▶ _INSTRUCTIONS FOR THE TASK_:
Write out word for word the passage in the piece on the Bubba effect below, from "The Bubba effect is what" to "separation of powers.".

▶ _PROVIDED TEXT_:
────

The Bubba effect is not a political movement. It is a survival instinct.

What triggers the Bubba effect

We are watching the triggers unfold in real time. When members of Congress publicly encourage active duty troops to disregard orders from the commander in chief, that is not a political squabble. When a federal judge quietly rewrites the rules so one branch of government can secretly surveil another, that is not normal. That is how republics fall. Yet these stories glided across the news cycle without urgency, without consequence, without explanation.

When the American people see the leadership class shrug, they conclude — correctly — that no one is steering the ship.

This is how the Bubba effect spreads. It is not just individuals resisting authority. It is sheriffs refusing to enforce new policies, school boards ignoring state mandates, entire communities saying, “We do not believe you anymore.” It becomes institutional, cultural, national.

A country cracking from the inside

This effect can be seen in Dearborn, Michigan. In the rise of fringe voices like Nick Fuentes. In the Epstein scandal, where powerful people could not seem to locate a single accountable adult. These stories are different in content but identical in message: The system protects itself, not you.

When people feel ignored or betrayed, they will align with anyone who appears willing to fight on their behalf. That does not mean they suddenly agree with everything that person says. It means they feel abandoned by the institutions that were supposed to be trustworthy.

The Bubba effect is what fills that vacuum.

The dangers of a faithless system

A republic cannot survive without credibility. Congress cannot oversee intelligence agencies if it refuses to discipline its own members. The military cannot remain apolitical if its chain of command becomes optional. The judiciary cannot defend the Constitution while inventing loopholes that erase the separation of powers.

────

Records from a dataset
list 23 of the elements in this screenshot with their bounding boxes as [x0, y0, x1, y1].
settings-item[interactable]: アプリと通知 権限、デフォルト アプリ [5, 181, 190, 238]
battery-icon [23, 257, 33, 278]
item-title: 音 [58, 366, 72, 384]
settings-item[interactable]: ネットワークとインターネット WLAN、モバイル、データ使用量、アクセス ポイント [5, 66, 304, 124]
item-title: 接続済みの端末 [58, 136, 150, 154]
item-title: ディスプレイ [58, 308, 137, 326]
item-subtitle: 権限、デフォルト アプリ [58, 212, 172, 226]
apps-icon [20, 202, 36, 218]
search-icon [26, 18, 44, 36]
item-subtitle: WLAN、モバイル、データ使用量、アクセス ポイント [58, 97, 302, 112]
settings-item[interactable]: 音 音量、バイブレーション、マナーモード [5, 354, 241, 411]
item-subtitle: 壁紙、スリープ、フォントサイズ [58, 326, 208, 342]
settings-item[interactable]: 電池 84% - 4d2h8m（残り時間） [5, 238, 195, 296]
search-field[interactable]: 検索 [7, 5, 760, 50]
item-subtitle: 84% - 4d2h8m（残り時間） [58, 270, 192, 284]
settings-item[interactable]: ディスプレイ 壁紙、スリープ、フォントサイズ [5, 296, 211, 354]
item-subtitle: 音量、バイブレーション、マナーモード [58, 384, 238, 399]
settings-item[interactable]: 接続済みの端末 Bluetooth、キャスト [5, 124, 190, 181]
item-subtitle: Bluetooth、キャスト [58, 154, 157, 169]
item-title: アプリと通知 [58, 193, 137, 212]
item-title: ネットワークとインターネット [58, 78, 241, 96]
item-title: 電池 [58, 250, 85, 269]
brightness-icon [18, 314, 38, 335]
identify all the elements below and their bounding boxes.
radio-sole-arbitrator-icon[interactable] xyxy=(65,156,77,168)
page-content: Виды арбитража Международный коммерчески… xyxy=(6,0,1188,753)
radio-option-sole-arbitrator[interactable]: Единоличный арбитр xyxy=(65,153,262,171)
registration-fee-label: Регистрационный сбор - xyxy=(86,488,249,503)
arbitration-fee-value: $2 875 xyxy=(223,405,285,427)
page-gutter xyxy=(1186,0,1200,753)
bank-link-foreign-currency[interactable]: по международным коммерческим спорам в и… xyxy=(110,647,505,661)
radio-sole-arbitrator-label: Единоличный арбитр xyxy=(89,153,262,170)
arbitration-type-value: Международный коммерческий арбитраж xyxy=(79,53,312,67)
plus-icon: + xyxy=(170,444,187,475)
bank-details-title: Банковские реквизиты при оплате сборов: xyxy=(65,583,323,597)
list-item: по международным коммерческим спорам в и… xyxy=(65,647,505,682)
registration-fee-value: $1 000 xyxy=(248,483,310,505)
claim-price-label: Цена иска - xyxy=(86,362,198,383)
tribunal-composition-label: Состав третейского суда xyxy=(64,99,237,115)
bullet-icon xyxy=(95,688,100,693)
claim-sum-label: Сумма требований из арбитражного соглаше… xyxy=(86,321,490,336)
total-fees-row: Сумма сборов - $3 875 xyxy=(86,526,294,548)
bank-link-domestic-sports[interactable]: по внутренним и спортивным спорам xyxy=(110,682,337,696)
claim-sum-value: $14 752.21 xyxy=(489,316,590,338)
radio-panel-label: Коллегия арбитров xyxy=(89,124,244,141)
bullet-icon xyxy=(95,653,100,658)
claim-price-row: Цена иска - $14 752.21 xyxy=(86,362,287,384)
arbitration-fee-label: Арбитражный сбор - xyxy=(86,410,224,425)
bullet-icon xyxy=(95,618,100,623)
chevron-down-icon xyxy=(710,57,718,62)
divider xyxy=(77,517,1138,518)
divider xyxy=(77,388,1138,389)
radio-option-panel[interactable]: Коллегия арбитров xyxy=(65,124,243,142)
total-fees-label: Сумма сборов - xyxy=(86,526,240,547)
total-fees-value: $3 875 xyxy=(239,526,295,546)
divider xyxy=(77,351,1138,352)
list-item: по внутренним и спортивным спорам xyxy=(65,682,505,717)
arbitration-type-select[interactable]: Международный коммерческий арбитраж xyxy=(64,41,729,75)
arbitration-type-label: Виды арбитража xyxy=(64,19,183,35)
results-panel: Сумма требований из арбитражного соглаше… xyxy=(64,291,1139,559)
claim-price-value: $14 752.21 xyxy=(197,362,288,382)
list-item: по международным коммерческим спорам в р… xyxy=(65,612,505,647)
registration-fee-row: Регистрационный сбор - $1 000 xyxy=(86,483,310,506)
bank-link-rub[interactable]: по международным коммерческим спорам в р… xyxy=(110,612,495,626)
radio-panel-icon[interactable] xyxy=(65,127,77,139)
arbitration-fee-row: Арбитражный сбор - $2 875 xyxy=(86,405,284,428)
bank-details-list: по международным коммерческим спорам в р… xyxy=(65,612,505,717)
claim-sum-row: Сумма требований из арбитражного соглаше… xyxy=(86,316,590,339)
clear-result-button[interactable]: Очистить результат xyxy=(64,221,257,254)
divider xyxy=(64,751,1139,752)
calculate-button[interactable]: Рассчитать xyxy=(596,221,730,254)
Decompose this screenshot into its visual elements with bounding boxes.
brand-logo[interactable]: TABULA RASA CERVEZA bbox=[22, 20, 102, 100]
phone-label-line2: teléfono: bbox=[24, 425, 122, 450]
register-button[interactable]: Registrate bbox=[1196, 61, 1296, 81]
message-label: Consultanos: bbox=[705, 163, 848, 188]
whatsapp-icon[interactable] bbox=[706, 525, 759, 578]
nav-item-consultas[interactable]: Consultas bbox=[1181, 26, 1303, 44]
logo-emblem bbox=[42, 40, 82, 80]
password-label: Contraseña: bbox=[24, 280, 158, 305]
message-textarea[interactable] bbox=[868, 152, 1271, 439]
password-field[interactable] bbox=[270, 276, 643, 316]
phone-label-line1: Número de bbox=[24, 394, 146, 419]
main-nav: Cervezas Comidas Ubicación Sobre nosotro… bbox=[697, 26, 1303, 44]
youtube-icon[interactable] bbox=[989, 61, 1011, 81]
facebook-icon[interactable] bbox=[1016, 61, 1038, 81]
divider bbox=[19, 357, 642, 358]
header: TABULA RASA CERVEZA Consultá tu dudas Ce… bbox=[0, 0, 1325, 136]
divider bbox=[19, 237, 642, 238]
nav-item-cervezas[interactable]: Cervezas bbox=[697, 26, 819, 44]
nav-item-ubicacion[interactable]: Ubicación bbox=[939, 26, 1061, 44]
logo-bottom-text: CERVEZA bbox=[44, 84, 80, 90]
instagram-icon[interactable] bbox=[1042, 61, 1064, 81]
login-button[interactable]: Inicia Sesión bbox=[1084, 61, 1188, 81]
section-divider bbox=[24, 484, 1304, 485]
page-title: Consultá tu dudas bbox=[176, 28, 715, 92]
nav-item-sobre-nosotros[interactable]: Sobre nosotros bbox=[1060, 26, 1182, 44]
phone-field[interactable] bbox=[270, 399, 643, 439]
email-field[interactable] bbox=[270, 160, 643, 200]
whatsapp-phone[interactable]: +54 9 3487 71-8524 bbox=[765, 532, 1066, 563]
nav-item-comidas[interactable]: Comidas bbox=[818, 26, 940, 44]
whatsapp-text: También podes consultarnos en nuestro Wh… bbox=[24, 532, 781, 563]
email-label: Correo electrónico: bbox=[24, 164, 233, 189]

────

▶ _RESULT FOR THIS TASK_:
The Bubba effect is what fills that vacuum.

The dangers of a faithless system

A republic cannot survive without credibility. Congress cannot oversee intelligence agencies if it refuses to discipline its own members. The military cannot remain apolitical if its chain of command becomes optional. The judiciary cannot defend the Constitution while inventing loopholes that erase the separation of powers.